§ TASK DETAILS
Set down each line of the data below exactly as it stands, dropping the pictures.

[Stored entries]
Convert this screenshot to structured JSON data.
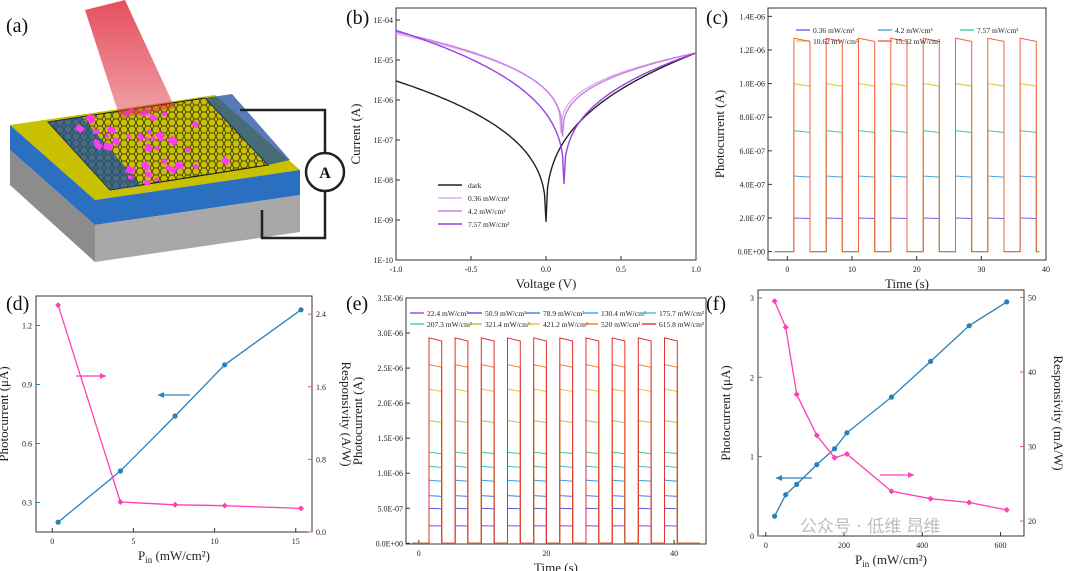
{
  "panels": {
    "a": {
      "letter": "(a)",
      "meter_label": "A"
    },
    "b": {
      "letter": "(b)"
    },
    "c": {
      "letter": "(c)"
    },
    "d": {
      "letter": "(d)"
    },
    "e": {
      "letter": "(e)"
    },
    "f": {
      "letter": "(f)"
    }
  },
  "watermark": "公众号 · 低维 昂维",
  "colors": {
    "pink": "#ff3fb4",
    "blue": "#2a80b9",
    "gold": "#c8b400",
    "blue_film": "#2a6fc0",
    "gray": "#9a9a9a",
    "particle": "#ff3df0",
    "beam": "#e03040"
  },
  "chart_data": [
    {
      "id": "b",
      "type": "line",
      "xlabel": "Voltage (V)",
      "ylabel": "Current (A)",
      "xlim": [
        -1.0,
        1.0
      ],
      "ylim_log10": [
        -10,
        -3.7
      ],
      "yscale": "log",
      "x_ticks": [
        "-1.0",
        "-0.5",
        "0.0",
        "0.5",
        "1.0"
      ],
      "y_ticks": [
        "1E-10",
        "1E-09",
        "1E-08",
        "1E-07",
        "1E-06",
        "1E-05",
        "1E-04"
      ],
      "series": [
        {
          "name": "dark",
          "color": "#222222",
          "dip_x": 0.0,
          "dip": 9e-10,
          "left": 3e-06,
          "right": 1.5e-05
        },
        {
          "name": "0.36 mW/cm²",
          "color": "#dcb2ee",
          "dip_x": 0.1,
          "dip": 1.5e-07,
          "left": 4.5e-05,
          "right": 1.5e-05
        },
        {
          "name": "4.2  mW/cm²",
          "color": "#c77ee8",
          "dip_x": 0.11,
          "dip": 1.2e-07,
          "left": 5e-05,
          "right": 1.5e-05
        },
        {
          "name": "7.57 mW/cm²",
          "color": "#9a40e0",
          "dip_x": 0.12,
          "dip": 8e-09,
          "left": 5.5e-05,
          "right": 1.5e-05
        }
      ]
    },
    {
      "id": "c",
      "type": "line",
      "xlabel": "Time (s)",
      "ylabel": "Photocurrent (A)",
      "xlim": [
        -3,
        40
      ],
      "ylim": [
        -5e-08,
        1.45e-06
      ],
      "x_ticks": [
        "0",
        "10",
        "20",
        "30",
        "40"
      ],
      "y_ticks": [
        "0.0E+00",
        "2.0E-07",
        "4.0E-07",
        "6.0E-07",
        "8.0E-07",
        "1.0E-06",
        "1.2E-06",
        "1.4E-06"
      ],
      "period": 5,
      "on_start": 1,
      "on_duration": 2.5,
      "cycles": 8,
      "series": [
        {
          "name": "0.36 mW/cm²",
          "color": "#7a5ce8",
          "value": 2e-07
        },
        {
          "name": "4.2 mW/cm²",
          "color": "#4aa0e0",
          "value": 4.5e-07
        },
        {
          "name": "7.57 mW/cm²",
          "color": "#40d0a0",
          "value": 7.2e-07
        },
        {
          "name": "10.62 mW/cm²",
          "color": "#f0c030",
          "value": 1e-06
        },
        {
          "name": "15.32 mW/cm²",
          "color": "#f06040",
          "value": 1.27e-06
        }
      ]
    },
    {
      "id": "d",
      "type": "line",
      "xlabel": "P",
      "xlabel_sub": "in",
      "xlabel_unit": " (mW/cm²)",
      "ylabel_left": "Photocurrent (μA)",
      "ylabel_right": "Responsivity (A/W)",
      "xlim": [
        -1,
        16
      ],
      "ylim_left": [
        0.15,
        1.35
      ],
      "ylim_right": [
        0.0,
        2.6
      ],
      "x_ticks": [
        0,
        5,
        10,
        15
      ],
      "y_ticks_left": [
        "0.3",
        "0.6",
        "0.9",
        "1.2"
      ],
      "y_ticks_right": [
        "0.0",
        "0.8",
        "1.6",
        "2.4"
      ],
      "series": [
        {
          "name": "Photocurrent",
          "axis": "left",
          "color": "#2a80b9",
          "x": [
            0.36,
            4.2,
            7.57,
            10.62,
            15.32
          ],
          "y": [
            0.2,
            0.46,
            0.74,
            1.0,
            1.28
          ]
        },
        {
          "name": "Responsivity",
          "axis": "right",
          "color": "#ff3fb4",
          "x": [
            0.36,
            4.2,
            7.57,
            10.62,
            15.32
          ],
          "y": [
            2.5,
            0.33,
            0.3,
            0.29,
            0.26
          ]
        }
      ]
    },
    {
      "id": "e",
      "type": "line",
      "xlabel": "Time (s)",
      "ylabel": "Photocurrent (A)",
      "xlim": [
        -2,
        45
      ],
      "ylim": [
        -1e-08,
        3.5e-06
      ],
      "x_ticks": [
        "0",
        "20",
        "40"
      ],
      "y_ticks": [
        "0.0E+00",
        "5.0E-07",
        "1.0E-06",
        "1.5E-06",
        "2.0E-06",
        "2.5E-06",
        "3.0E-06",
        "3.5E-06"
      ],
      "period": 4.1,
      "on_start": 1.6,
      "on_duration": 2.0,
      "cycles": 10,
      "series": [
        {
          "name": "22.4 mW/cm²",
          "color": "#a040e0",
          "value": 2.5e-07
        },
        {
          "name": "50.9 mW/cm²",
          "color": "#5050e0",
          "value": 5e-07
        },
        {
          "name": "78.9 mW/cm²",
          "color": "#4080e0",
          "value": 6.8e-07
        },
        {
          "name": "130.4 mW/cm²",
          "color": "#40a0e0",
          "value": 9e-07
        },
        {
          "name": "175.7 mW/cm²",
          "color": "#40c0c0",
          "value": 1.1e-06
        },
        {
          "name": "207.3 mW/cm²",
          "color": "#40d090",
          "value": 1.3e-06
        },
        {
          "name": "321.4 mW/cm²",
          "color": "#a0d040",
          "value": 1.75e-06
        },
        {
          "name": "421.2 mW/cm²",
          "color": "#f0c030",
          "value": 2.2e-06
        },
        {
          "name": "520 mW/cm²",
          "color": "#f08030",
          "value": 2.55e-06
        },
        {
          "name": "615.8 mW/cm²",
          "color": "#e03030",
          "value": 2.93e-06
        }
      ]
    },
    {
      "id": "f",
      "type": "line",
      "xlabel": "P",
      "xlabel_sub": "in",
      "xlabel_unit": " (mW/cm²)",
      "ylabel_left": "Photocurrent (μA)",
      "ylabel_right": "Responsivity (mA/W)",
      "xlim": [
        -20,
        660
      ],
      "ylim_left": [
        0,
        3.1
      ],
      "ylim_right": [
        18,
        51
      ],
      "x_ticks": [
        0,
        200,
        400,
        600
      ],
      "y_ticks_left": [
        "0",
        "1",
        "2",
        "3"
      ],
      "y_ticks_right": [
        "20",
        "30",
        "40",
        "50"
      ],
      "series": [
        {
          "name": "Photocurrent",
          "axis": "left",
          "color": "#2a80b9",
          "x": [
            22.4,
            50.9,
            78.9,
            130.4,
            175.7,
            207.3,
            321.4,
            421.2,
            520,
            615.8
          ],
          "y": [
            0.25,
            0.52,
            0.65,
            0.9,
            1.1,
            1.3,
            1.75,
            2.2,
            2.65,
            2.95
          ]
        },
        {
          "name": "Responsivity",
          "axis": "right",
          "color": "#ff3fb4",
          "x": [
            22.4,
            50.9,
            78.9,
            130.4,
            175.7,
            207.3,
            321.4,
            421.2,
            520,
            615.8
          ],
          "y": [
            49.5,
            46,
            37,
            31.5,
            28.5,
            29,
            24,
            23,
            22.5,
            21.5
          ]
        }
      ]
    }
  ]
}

§ EXPECTED ANSWER
Convert this screenshot to structured JSON data.
{
  "panels": {
    "a": {
      "letter": "(a)",
      "meter_label": "A"
    },
    "b": {
      "letter": "(b)"
    },
    "c": {
      "letter": "(c)"
    },
    "d": {
      "letter": "(d)"
    },
    "e": {
      "letter": "(e)"
    },
    "f": {
      "letter": "(f)"
    }
  },
  "watermark": "公众号 · 低维 昂维",
  "colors": {
    "pink": "#ff3fb4",
    "blue": "#2a80b9",
    "gold": "#c8b400",
    "blue_film": "#2a6fc0",
    "gray": "#9a9a9a",
    "particle": "#ff3df0",
    "beam": "#e03040"
  },
  "chart_data": [
    {
      "id": "b",
      "type": "line",
      "xlabel": "Voltage (V)",
      "ylabel": "Current (A)",
      "xlim": [
        -1.0,
        1.0
      ],
      "ylim_log10": [
        -10,
        -3.7
      ],
      "yscale": "log",
      "x_ticks": [
        "-1.0",
        "-0.5",
        "0.0",
        "0.5",
        "1.0"
      ],
      "y_ticks": [
        "1E-10",
        "1E-09",
        "1E-08",
        "1E-07",
        "1E-06",
        "1E-05",
        "1E-04"
      ],
      "series": [
        {
          "name": "dark",
          "color": "#222222",
          "dip_x": 0.0,
          "dip": 9e-10,
          "left": 3e-06,
          "right": 1.5e-05
        },
        {
          "name": "0.36 mW/cm²",
          "color": "#dcb2ee",
          "dip_x": 0.1,
          "dip": 1.5e-07,
          "left": 4.5e-05,
          "right": 1.5e-05
        },
        {
          "name": "4.2  mW/cm²",
          "color": "#c77ee8",
          "dip_x": 0.11,
          "dip": 1.2e-07,
          "left": 5e-05,
          "right": 1.5e-05
        },
        {
          "name": "7.57 mW/cm²",
          "color": "#9a40e0",
          "dip_x": 0.12,
          "dip": 8e-09,
          "left": 5.5e-05,
          "right": 1.5e-05
        }
      ]
    },
    {
      "id": "c",
      "type": "line",
      "xlabel": "Time (s)",
      "ylabel": "Photocurrent (A)",
      "xlim": [
        -3,
        40
      ],
      "ylim": [
        -5e-08,
        1.45e-06
      ],
      "x_ticks": [
        "0",
        "10",
        "20",
        "30",
        "40"
      ],
      "y_ticks": [
        "0.0E+00",
        "2.0E-07",
        "4.0E-07",
        "6.0E-07",
        "8.0E-07",
        "1.0E-06",
        "1.2E-06",
        "1.4E-06"
      ],
      "period": 5,
      "on_start": 1,
      "on_duration": 2.5,
      "cycles": 8,
      "series": [
        {
          "name": "0.36 mW/cm²",
          "color": "#7a5ce8",
          "value": 2e-07
        },
        {
          "name": "4.2 mW/cm²",
          "color": "#4aa0e0",
          "value": 4.5e-07
        },
        {
          "name": "7.57 mW/cm²",
          "color": "#40d0a0",
          "value": 7.2e-07
        },
        {
          "name": "10.62 mW/cm²",
          "color": "#f0c030",
          "value": 1e-06
        },
        {
          "name": "15.32 mW/cm²",
          "color": "#f06040",
          "value": 1.27e-06
        }
      ]
    },
    {
      "id": "d",
      "type": "line",
      "xlabel": "P",
      "xlabel_sub": "in",
      "xlabel_unit": " (mW/cm²)",
      "ylabel_left": "Photocurrent (μA)",
      "ylabel_right": "Responsivity (A/W)",
      "xlim": [
        -1,
        16
      ],
      "ylim_left": [
        0.15,
        1.35
      ],
      "ylim_right": [
        0.0,
        2.6
      ],
      "x_ticks": [
        0,
        5,
        10,
        15
      ],
      "y_ticks_left": [
        "0.3",
        "0.6",
        "0.9",
        "1.2"
      ],
      "y_ticks_right": [
        "0.0",
        "0.8",
        "1.6",
        "2.4"
      ],
      "series": [
        {
          "name": "Photocurrent",
          "axis": "left",
          "color": "#2a80b9",
          "x": [
            0.36,
            4.2,
            7.57,
            10.62,
            15.32
          ],
          "y": [
            0.2,
            0.46,
            0.74,
            1.0,
            1.28
          ]
        },
        {
          "name": "Responsivity",
          "axis": "right",
          "color": "#ff3fb4",
          "x": [
            0.36,
            4.2,
            7.57,
            10.62,
            15.32
          ],
          "y": [
            2.5,
            0.33,
            0.3,
            0.29,
            0.26
          ]
        }
      ]
    },
    {
      "id": "e",
      "type": "line",
      "xlabel": "Time (s)",
      "ylabel": "Photocurrent (A)",
      "xlim": [
        -2,
        45
      ],
      "ylim": [
        -1e-08,
        3.5e-06
      ],
      "x_ticks": [
        "0",
        "20",
        "40"
      ],
      "y_ticks": [
        "0.0E+00",
        "5.0E-07",
        "1.0E-06",
        "1.5E-06",
        "2.0E-06",
        "2.5E-06",
        "3.0E-06",
        "3.5E-06"
      ],
      "period": 4.1,
      "on_start": 1.6,
      "on_duration": 2.0,
      "cycles": 10,
      "series": [
        {
          "name": "22.4 mW/cm²",
          "color": "#a040e0",
          "value": 2.5e-07
        },
        {
          "name": "50.9 mW/cm²",
          "color": "#5050e0",
          "value": 5e-07
        },
        {
          "name": "78.9 mW/cm²",
          "color": "#4080e0",
          "value": 6.8e-07
        },
        {
          "name": "130.4 mW/cm²",
          "color": "#40a0e0",
          "value": 9e-07
        },
        {
          "name": "175.7 mW/cm²",
          "color": "#40c0c0",
          "value": 1.1e-06
        },
        {
          "name": "207.3 mW/cm²",
          "color": "#40d090",
          "value": 1.3e-06
        },
        {
          "name": "321.4 mW/cm²",
          "color": "#a0d040",
          "value": 1.75e-06
        },
        {
          "name": "421.2 mW/cm²",
          "color": "#f0c030",
          "value": 2.2e-06
        },
        {
          "name": "520 mW/cm²",
          "color": "#f08030",
          "value": 2.55e-06
        },
        {
          "name": "615.8 mW/cm²",
          "color": "#e03030",
          "value": 2.93e-06
        }
      ]
    },
    {
      "id": "f",
      "type": "line",
      "xlabel": "P",
      "xlabel_sub": "in",
      "xlabel_unit": " (mW/cm²)",
      "ylabel_left": "Photocurrent (μA)",
      "ylabel_right": "Responsivity (mA/W)",
      "xlim": [
        -20,
        660
      ],
      "ylim_left": [
        0,
        3.1
      ],
      "ylim_right": [
        18,
        51
      ],
      "x_ticks": [
        0,
        200,
        400,
        600
      ],
      "y_ticks_left": [
        "0",
        "1",
        "2",
        "3"
      ],
      "y_ticks_right": [
        "20",
        "30",
        "40",
        "50"
      ],
      "series": [
        {
          "name": "Photocurrent",
          "axis": "left",
          "color": "#2a80b9",
          "x": [
            22.4,
            50.9,
            78.9,
            130.4,
            175.7,
            207.3,
            321.4,
            421.2,
            520,
            615.8
          ],
          "y": [
            0.25,
            0.52,
            0.65,
            0.9,
            1.1,
            1.3,
            1.75,
            2.2,
            2.65,
            2.95
          ]
        },
        {
          "name": "Responsivity",
          "axis": "right",
          "color": "#ff3fb4",
          "x": [
            22.4,
            50.9,
            78.9,
            130.4,
            175.7,
            207.3,
            321.4,
            421.2,
            520,
            615.8
          ],
          "y": [
            49.5,
            46,
            37,
            31.5,
            28.5,
            29,
            24,
            23,
            22.5,
            21.5
          ]
        }
      ]
    }
  ]
}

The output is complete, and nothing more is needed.